Return every line of the records below without any change, and leave out the picture lines.

+++ Task data

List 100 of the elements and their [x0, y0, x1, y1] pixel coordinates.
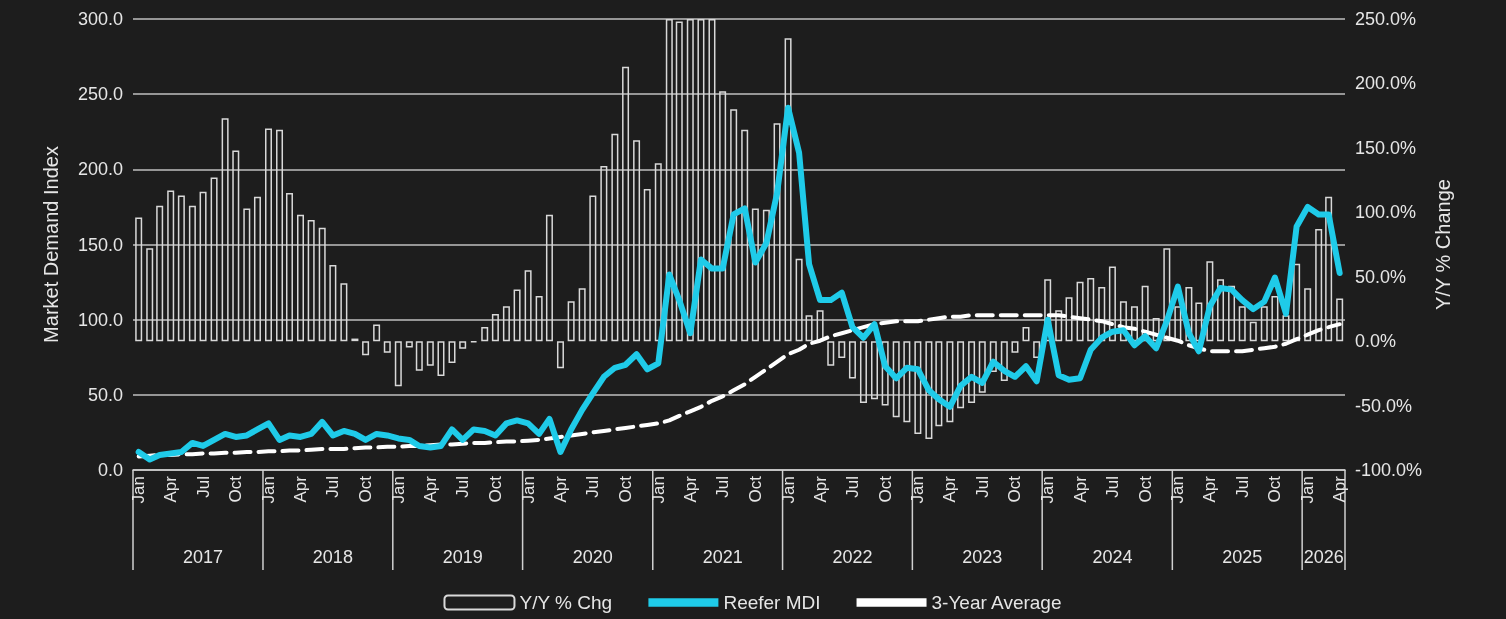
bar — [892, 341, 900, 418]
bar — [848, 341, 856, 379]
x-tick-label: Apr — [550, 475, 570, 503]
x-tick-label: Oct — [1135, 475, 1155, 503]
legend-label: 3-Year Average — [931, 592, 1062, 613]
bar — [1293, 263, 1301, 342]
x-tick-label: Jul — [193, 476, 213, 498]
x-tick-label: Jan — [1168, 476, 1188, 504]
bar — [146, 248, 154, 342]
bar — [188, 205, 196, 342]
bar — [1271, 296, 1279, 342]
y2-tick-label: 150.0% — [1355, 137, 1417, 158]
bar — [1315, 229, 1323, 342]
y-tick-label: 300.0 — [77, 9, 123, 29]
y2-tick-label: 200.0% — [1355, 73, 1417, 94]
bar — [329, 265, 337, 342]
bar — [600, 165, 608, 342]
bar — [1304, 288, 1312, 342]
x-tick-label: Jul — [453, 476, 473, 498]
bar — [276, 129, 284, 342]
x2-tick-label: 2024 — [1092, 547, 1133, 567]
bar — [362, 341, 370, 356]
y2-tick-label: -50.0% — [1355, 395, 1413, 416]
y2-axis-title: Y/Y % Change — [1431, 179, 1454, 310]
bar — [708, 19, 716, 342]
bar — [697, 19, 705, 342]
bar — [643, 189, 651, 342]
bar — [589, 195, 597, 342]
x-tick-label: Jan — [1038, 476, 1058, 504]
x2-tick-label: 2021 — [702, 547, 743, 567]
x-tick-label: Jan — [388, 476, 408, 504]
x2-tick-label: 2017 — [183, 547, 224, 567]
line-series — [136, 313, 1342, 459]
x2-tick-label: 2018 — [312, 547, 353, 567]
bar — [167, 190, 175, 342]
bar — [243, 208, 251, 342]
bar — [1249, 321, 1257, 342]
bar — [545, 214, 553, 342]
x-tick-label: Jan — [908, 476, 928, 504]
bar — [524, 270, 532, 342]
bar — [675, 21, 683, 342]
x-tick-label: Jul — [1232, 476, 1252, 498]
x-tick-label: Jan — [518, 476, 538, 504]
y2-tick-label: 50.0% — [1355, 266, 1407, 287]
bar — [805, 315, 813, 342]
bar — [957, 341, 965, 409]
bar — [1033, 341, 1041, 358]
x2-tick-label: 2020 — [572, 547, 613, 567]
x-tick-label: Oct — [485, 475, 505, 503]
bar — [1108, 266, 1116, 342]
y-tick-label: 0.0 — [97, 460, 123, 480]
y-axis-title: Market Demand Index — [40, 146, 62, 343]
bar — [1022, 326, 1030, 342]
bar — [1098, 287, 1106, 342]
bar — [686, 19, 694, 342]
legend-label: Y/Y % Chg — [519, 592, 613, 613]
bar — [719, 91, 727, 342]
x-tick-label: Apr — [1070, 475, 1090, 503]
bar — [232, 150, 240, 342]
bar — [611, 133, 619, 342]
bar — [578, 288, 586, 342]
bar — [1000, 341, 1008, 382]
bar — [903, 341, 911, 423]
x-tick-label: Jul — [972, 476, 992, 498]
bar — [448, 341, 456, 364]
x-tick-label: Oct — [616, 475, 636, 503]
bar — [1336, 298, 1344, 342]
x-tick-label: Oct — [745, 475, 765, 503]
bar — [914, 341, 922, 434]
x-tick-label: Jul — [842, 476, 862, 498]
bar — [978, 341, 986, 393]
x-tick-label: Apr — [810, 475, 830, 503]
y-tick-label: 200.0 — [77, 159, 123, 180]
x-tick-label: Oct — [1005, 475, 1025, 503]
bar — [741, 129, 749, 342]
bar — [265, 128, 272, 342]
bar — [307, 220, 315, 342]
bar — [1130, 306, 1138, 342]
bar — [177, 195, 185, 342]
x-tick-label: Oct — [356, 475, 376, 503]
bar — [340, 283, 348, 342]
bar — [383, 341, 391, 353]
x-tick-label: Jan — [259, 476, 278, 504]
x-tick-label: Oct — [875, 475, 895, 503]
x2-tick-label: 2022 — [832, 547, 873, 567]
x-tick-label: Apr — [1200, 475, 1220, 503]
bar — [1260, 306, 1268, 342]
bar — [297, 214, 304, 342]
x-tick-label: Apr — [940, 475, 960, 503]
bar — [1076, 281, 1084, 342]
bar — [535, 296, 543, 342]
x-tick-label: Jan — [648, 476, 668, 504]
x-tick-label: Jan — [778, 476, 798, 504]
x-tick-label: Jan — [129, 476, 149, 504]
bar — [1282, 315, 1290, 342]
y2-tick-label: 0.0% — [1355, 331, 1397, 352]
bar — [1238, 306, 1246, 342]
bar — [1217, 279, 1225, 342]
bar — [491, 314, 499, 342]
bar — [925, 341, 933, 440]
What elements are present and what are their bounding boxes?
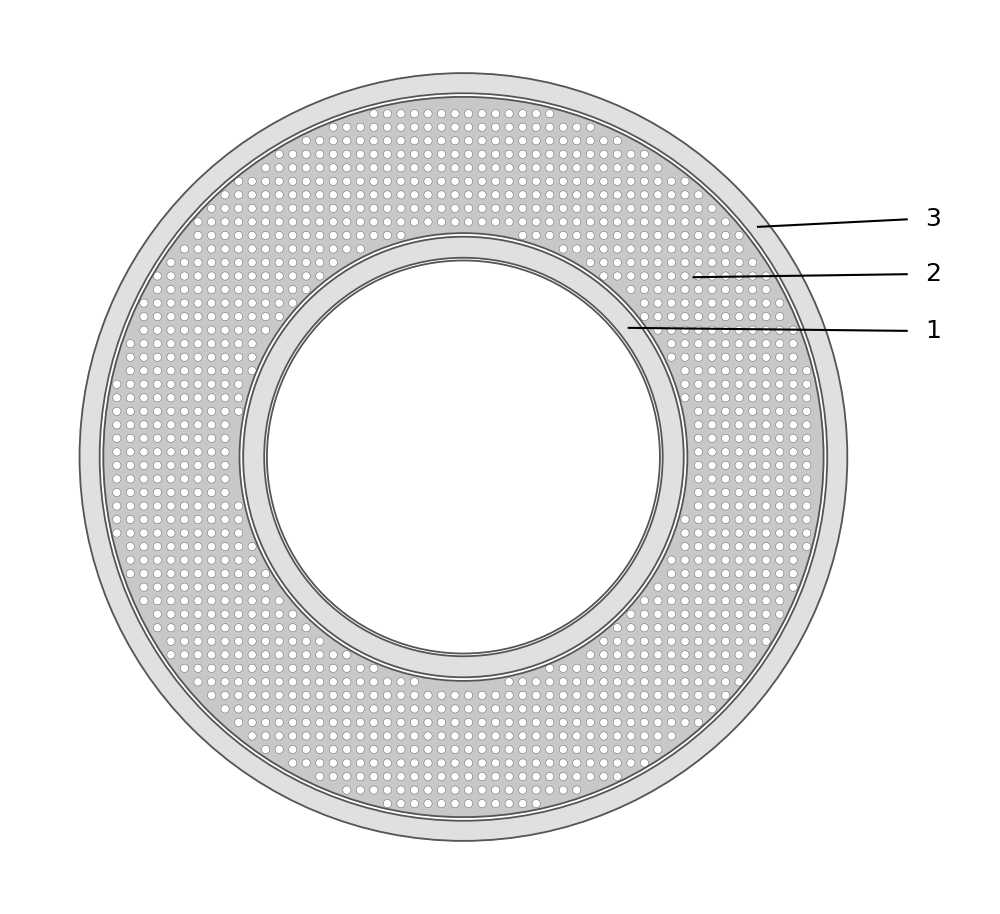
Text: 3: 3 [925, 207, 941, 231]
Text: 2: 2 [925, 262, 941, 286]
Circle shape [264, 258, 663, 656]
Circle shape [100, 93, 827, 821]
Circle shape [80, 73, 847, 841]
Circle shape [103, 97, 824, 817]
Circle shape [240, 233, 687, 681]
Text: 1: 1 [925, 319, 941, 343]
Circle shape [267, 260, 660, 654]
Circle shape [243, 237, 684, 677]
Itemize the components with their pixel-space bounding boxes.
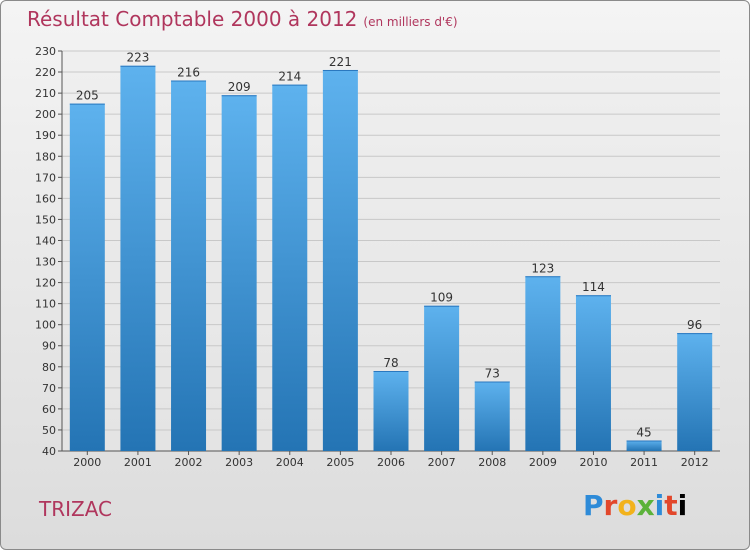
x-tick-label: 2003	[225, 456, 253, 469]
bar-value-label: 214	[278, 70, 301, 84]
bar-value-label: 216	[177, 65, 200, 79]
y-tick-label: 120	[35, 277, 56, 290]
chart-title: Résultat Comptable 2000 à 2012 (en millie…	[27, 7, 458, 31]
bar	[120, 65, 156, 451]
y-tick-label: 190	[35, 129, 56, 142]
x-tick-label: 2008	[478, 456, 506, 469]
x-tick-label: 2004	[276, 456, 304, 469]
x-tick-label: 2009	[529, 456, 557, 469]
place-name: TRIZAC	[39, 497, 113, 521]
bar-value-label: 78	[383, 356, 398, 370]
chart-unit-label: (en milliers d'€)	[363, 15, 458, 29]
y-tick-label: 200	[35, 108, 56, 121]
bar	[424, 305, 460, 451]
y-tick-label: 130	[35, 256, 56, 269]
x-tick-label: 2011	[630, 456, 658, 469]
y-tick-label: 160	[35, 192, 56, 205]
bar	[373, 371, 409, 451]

++++++

_Result_
List 100 of the elements and their [x0, y0, x1, y1] pixel coordinates.
bar — [892, 341, 900, 418]
bar — [848, 341, 856, 379]
x-tick-label: Apr — [550, 475, 570, 503]
x-tick-label: Oct — [1135, 475, 1155, 503]
legend-label: 3-Year Average — [931, 592, 1062, 613]
bar — [1293, 263, 1301, 342]
x-tick-label: Jul — [193, 476, 213, 498]
x-tick-label: Jan — [1168, 476, 1188, 504]
bar — [146, 248, 154, 342]
bar — [188, 205, 196, 342]
bar — [1271, 296, 1279, 342]
y2-tick-label: 150.0% — [1355, 137, 1417, 158]
bar — [1315, 229, 1323, 342]
y-tick-label: 300.0 — [77, 9, 123, 29]
y2-tick-label: 200.0% — [1355, 73, 1417, 94]
bar — [329, 265, 337, 342]
bar — [600, 165, 608, 342]
bar — [1304, 288, 1312, 342]
x-tick-label: Jul — [453, 476, 473, 498]
bar — [276, 129, 284, 342]
x2-tick-label: 2024 — [1092, 547, 1133, 567]
bar — [362, 341, 370, 356]
y2-tick-label: -50.0% — [1355, 395, 1413, 416]
y2-axis-title: Y/Y % Change — [1431, 179, 1454, 310]
bar — [708, 19, 716, 342]
bar — [697, 19, 705, 342]
bar — [643, 189, 651, 342]
bar — [589, 195, 597, 342]
x-tick-label: Jan — [1038, 476, 1058, 504]
x2-tick-label: 2021 — [702, 547, 743, 567]
x-tick-label: Jan — [388, 476, 408, 504]
x2-tick-label: 2017 — [183, 547, 224, 567]
line-series — [136, 313, 1342, 459]
x2-tick-label: 2018 — [312, 547, 353, 567]
bar — [167, 190, 175, 342]
bar — [243, 208, 251, 342]
bar — [1249, 321, 1257, 342]
bar — [545, 214, 553, 342]
x-tick-label: Jan — [908, 476, 928, 504]
bar — [524, 270, 532, 342]
bar — [675, 21, 683, 342]
x-tick-label: Jul — [1232, 476, 1252, 498]
x-tick-label: Jan — [518, 476, 538, 504]
y2-tick-label: 50.0% — [1355, 266, 1407, 287]
bar — [805, 315, 813, 342]
bar — [957, 341, 965, 409]
bar — [1033, 341, 1041, 358]
x2-tick-label: 2020 — [572, 547, 613, 567]
x-tick-label: Oct — [485, 475, 505, 503]
bar — [1108, 266, 1116, 342]
y-tick-label: 0.0 — [97, 460, 123, 480]
y-axis-title: Market Demand Index — [40, 146, 62, 343]
bar — [1022, 326, 1030, 342]
bar — [1098, 287, 1106, 342]
bar — [686, 19, 694, 342]
legend-label: Y/Y % Chg — [519, 592, 613, 613]
bar — [719, 91, 727, 342]
x-tick-label: Apr — [1070, 475, 1090, 503]
bar — [232, 150, 240, 342]
bar — [611, 133, 619, 342]
bar — [578, 288, 586, 342]
bar — [1000, 341, 1008, 382]
bar — [903, 341, 911, 423]
x-tick-label: Jul — [972, 476, 992, 498]
bar — [448, 341, 456, 364]
x-tick-label: Oct — [616, 475, 636, 503]
bar — [1336, 298, 1344, 342]
x-tick-label: Oct — [745, 475, 765, 503]
bar — [914, 341, 922, 434]
x-tick-label: Jul — [842, 476, 862, 498]
bar — [978, 341, 986, 393]
x-tick-label: Apr — [810, 475, 830, 503]
y-tick-label: 200.0 — [77, 159, 123, 180]
x-tick-label: Oct — [1005, 475, 1025, 503]
bar — [741, 129, 749, 342]
bar — [265, 128, 272, 342]
bar — [307, 220, 315, 342]
bar — [1130, 306, 1138, 342]
bar — [177, 195, 185, 342]
x-tick-label: Oct — [356, 475, 376, 503]
bar — [340, 283, 348, 342]
bar — [383, 341, 391, 353]
x-tick-label: Jan — [259, 476, 278, 504]
x-tick-label: Oct — [875, 475, 895, 503]
x2-tick-label: 2022 — [832, 547, 873, 567]
x-tick-label: Apr — [1200, 475, 1220, 503]
bar — [1260, 306, 1268, 342]
bar — [297, 214, 304, 342]
x-tick-label: Apr — [940, 475, 960, 503]
bar — [1076, 281, 1084, 342]
bar — [535, 296, 543, 342]
x-tick-label: Jan — [648, 476, 668, 504]
x-tick-label: Jan — [778, 476, 798, 504]
x-tick-label: Jan — [129, 476, 149, 504]
bar — [1282, 315, 1290, 342]
y2-tick-label: 0.0% — [1355, 331, 1397, 352]
bar — [1238, 306, 1246, 342]
bar — [1217, 279, 1225, 342]
bar — [491, 314, 499, 342]
bar — [925, 341, 933, 440]
What elements are present and what are their bounding boxes?
Text: 3: 3 [925, 207, 941, 231]
Text: 2: 2 [925, 262, 941, 286]
Circle shape [264, 258, 663, 656]
Circle shape [100, 93, 827, 821]
Circle shape [80, 73, 847, 841]
Circle shape [103, 97, 824, 817]
Circle shape [240, 233, 687, 681]
Text: 1: 1 [925, 319, 941, 343]
Circle shape [267, 260, 660, 654]
Circle shape [243, 237, 684, 677]
Itemize the components with their pixel-space bounding boxes.
x-tick-label: 2003	[225, 456, 253, 469]
bar-value-label: 214	[278, 70, 301, 84]
bar-value-label: 216	[177, 65, 200, 79]
y-tick-label: 120	[35, 277, 56, 290]
chart-title: Résultat Comptable 2000 à 2012 (en millie…	[27, 7, 458, 31]
bar	[120, 65, 156, 451]
y-tick-label: 190	[35, 129, 56, 142]
x-tick-label: 2008	[478, 456, 506, 469]
x-tick-label: 2004	[276, 456, 304, 469]
x-tick-label: 2009	[529, 456, 557, 469]
place-name: TRIZAC	[39, 497, 113, 521]
bar-value-label: 78	[383, 356, 398, 370]
chart-unit-label: (en milliers d'€)	[363, 15, 458, 29]
y-tick-label: 200	[35, 108, 56, 121]
bar	[424, 305, 460, 451]
y-tick-label: 130	[35, 256, 56, 269]
x-tick-label: 2011	[630, 456, 658, 469]
y-tick-label: 160	[35, 192, 56, 205]
bar	[373, 371, 409, 451]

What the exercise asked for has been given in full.